* **What to do**: Go through the entries below and write each one out exactly.
--- Begin Listing ---
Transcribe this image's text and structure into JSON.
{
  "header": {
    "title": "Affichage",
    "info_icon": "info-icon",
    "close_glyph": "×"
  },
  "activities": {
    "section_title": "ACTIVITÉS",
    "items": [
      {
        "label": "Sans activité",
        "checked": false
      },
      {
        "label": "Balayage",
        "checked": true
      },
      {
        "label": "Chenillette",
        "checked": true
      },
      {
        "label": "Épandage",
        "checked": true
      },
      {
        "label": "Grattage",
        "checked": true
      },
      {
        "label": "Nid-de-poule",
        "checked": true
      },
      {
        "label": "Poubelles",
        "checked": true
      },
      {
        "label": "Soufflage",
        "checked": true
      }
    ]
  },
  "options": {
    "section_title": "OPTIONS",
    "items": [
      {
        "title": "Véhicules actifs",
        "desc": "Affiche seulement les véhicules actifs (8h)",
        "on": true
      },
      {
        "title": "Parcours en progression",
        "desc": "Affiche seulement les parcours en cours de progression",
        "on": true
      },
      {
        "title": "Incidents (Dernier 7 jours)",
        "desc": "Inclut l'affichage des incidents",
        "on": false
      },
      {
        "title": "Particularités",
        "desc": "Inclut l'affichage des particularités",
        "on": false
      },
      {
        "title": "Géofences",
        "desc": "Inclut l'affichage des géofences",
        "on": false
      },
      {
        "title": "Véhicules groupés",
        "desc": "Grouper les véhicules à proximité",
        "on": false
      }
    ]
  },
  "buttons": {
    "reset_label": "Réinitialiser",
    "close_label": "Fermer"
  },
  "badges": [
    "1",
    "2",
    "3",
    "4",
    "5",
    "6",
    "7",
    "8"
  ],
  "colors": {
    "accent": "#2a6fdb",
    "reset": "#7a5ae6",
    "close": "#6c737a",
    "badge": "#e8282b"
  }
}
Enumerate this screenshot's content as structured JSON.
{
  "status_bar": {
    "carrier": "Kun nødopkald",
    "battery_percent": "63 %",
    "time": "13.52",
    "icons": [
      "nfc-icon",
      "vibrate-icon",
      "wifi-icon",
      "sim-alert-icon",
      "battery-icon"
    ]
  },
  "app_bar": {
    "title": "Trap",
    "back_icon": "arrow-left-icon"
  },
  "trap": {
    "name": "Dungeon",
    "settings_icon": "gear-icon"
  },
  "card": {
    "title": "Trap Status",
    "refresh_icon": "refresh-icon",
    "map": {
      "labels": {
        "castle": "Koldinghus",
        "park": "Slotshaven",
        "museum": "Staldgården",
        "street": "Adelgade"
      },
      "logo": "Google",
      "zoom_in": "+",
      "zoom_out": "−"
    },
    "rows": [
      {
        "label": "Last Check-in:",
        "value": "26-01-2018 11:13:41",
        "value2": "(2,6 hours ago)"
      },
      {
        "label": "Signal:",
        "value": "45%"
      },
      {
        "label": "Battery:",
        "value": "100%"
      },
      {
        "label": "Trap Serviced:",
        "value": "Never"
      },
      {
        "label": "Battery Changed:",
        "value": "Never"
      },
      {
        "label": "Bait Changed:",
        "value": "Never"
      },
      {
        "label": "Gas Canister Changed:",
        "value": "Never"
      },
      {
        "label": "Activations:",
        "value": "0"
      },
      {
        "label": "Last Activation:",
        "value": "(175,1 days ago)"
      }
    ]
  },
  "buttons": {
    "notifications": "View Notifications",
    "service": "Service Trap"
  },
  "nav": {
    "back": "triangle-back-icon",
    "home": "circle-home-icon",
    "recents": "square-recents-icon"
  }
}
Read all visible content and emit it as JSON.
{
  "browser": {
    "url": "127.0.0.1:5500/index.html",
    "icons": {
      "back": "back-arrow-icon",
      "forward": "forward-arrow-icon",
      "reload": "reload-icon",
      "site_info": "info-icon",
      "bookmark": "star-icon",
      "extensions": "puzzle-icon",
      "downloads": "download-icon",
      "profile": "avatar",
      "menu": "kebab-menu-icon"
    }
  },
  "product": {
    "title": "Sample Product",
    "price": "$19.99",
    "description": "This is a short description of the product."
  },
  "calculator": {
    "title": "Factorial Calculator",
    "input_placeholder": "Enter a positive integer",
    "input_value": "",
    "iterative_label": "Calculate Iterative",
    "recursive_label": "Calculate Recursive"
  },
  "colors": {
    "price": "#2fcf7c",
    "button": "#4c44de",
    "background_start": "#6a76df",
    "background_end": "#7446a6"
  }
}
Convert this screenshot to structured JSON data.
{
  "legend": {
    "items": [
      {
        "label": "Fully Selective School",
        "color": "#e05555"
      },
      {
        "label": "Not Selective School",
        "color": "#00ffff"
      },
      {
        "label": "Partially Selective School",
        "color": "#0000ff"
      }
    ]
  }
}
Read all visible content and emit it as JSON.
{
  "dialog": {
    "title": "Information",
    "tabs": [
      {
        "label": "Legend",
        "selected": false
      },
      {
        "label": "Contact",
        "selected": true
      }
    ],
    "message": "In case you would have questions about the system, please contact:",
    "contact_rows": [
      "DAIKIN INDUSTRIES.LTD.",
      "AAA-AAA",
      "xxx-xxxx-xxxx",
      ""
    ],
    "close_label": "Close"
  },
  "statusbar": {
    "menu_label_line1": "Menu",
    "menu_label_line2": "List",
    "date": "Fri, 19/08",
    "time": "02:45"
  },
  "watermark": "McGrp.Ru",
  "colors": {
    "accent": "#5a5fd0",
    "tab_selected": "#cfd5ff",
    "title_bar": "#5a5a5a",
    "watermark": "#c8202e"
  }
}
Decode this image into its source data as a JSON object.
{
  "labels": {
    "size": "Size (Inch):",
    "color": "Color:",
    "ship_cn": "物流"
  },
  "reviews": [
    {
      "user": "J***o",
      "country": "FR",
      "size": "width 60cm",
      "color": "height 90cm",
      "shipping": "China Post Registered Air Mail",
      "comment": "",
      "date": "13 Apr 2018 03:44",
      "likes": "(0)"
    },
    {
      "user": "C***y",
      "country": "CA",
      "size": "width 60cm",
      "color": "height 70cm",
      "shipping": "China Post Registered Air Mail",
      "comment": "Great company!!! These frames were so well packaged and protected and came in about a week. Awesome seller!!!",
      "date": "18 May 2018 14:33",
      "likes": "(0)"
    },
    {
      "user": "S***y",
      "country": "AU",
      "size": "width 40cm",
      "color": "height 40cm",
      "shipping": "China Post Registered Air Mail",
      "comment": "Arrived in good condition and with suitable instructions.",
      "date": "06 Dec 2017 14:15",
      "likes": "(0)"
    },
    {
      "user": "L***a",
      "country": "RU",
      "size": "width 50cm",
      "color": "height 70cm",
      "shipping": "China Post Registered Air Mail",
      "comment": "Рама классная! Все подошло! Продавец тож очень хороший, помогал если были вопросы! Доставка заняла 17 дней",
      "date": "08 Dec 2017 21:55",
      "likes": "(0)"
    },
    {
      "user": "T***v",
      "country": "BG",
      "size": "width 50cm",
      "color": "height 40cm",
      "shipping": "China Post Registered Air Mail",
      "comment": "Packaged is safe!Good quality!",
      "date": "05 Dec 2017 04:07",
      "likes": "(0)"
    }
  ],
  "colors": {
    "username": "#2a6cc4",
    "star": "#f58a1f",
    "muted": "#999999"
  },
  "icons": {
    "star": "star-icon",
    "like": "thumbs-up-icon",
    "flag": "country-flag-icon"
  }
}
--- End Listing ---
* **Task result**:
Transcribe this image's text and structure into JSON.
{
  "header": {
    "title": "Affichage",
    "info_icon": "info-icon",
    "close_glyph": "×"
  },
  "activities": {
    "section_title": "ACTIVITÉS",
    "items": [
      {
        "label": "Sans activité",
        "checked": false
      },
      {
        "label": "Balayage",
        "checked": true
      },
      {
        "label": "Chenillette",
        "checked": true
      },
      {
        "label": "Épandage",
        "checked": true
      },
      {
        "label": "Grattage",
        "checked": true
      },
      {
        "label": "Nid-de-poule",
        "checked": true
      },
      {
        "label": "Poubelles",
        "checked": true
      },
      {
        "label": "Soufflage",
        "checked": true
      }
    ]
  },
  "options": {
    "section_title": "OPTIONS",
    "items": [
      {
        "title": "Véhicules actifs",
        "desc": "Affiche seulement les véhicules actifs (8h)",
        "on": true
      },
      {
        "title": "Parcours en progression",
        "desc": "Affiche seulement les parcours en cours de progression",
        "on": true
      },
      {
        "title": "Incidents (Dernier 7 jours)",
        "desc": "Inclut l'affichage des incidents",
        "on": false
      },
      {
        "title": "Particularités",
        "desc": "Inclut l'affichage des particularités",
        "on": false
      },
      {
        "title": "Géofences",
        "desc": "Inclut l'affichage des géofences",
        "on": false
      },
      {
        "title": "Véhicules groupés",
        "desc": "Grouper les véhicules à proximité",
        "on": false
      }
    ]
  },
  "buttons": {
    "reset_label": "Réinitialiser",
    "close_label": "Fermer"
  },
  "badges": [
    "1",
    "2",
    "3",
    "4",
    "5",
    "6",
    "7",
    "8"
  ],
  "colors": {
    "accent": "#2a6fdb",
    "reset": "#7a5ae6",
    "close": "#6c737a",
    "badge": "#e8282b"
  }
}
Enumerate this screenshot's content as structured JSON.
{
  "status_bar": {
    "carrier": "Kun nødopkald",
    "battery_percent": "63 %",
    "time": "13.52",
    "icons": [
      "nfc-icon",
      "vibrate-icon",
      "wifi-icon",
      "sim-alert-icon",
      "battery-icon"
    ]
  },
  "app_bar": {
    "title": "Trap",
    "back_icon": "arrow-left-icon"
  },
  "trap": {
    "name": "Dungeon",
    "settings_icon": "gear-icon"
  },
  "card": {
    "title": "Trap Status",
    "refresh_icon": "refresh-icon",
    "map": {
      "labels": {
        "castle": "Koldinghus",
        "park": "Slotshaven",
        "museum": "Staldgården",
        "street": "Adelgade"
      },
      "logo": "Google",
      "zoom_in": "+",
      "zoom_out": "−"
    },
    "rows": [
      {
        "label": "Last Check-in:",
        "value": "26-01-2018 11:13:41",
        "value2": "(2,6 hours ago)"
      },
      {
        "label": "Signal:",
        "value": "45%"
      },
      {
        "label": "Battery:",
        "value": "100%"
      },
      {
        "label": "Trap Serviced:",
        "value": "Never"
      },
      {
        "label": "Battery Changed:",
        "value": "Never"
      },
      {
        "label": "Bait Changed:",
        "value": "Never"
      },
      {
        "label": "Gas Canister Changed:",
        "value": "Never"
      },
      {
        "label": "Activations:",
        "value": "0"
      },
      {
        "label": "Last Activation:",
        "value": "(175,1 days ago)"
      }
    ]
  },
  "buttons": {
    "notifications": "View Notifications",
    "service": "Service Trap"
  },
  "nav": {
    "back": "triangle-back-icon",
    "home": "circle-home-icon",
    "recents": "square-recents-icon"
  }
}
Read all visible content and emit it as JSON.
{
  "browser": {
    "url": "127.0.0.1:5500/index.html",
    "icons": {
      "back": "back-arrow-icon",
      "forward": "forward-arrow-icon",
      "reload": "reload-icon",
      "site_info": "info-icon",
      "bookmark": "star-icon",
      "extensions": "puzzle-icon",
      "downloads": "download-icon",
      "profile": "avatar",
      "menu": "kebab-menu-icon"
    }
  },
  "product": {
    "title": "Sample Product",
    "price": "$19.99",
    "description": "This is a short description of the product."
  },
  "calculator": {
    "title": "Factorial Calculator",
    "input_placeholder": "Enter a positive integer",
    "input_value": "",
    "iterative_label": "Calculate Iterative",
    "recursive_label": "Calculate Recursive"
  },
  "colors": {
    "price": "#2fcf7c",
    "button": "#4c44de",
    "background_start": "#6a76df",
    "background_end": "#7446a6"
  }
}
Convert this screenshot to structured JSON data.
{
  "legend": {
    "items": [
      {
        "label": "Fully Selective School",
        "color": "#e05555"
      },
      {
        "label": "Not Selective School",
        "color": "#00ffff"
      },
      {
        "label": "Partially Selective School",
        "color": "#0000ff"
      }
    ]
  }
}
Read all visible content and emit it as JSON.
{
  "dialog": {
    "title": "Information",
    "tabs": [
      {
        "label": "Legend",
        "selected": false
      },
      {
        "label": "Contact",
        "selected": true
      }
    ],
    "message": "In case you would have questions about the system, please contact:",
    "contact_rows": [
      "DAIKIN INDUSTRIES.LTD.",
      "AAA-AAA",
      "xxx-xxxx-xxxx",
      ""
    ],
    "close_label": "Close"
  },
  "statusbar": {
    "menu_label_line1": "Menu",
    "menu_label_line2": "List",
    "date": "Fri, 19/08",
    "time": "02:45"
  },
  "watermark": "McGrp.Ru",
  "colors": {
    "accent": "#5a5fd0",
    "tab_selected": "#cfd5ff",
    "title_bar": "#5a5a5a",
    "watermark": "#c8202e"
  }
}
Decode this image into its source data as a JSON object.
{
  "labels": {
    "size": "Size (Inch):",
    "color": "Color:",
    "ship_cn": "物流"
  },
  "reviews": [
    {
      "user": "J***o",
      "country": "FR",
      "size": "width 60cm",
      "color": "height 90cm",
      "shipping": "China Post Registered Air Mail",
      "comment": "",
      "date": "13 Apr 2018 03:44",
      "likes": "(0)"
    },
    {
      "user": "C***y",
      "country": "CA",
      "size": "width 60cm",
      "color": "height 70cm",
      "shipping": "China Post Registered Air Mail",
      "comment": "Great company!!! These frames were so well packaged and protected and came in about a week. Awesome seller!!!",
      "date": "18 May 2018 14:33",
      "likes": "(0)"
    },
    {
      "user": "S***y",
      "country": "AU",
      "size": "width 40cm",
      "color": "height 40cm",
      "shipping": "China Post Registered Air Mail",
      "comment": "Arrived in good condition and with suitable instructions.",
      "date": "06 Dec 2017 14:15",
      "likes": "(0)"
    },
    {
      "user": "L***a",
      "country": "RU",
      "size": "width 50cm",
      "color": "height 70cm",
      "shipping": "China Post Registered Air Mail",
      "comment": "Рама классная! Все подошло! Продавец тож очень хороший, помогал если были вопросы! Доставка заняла 17 дней",
      "date": "08 Dec 2017 21:55",
      "likes": "(0)"
    },
    {
      "user": "T***v",
      "country": "BG",
      "size": "width 50cm",
      "color": "height 40cm",
      "shipping": "China Post Registered Air Mail",
      "comment": "Packaged is safe!Good quality!",
      "date": "05 Dec 2017 04:07",
      "likes": "(0)"
    }
  ],
  "colors": {
    "username": "#2a6cc4",
    "star": "#f58a1f",
    "muted": "#999999"
  },
  "icons": {
    "star": "star-icon",
    "like": "thumbs-up-icon",
    "flag": "country-flag-icon"
  }
}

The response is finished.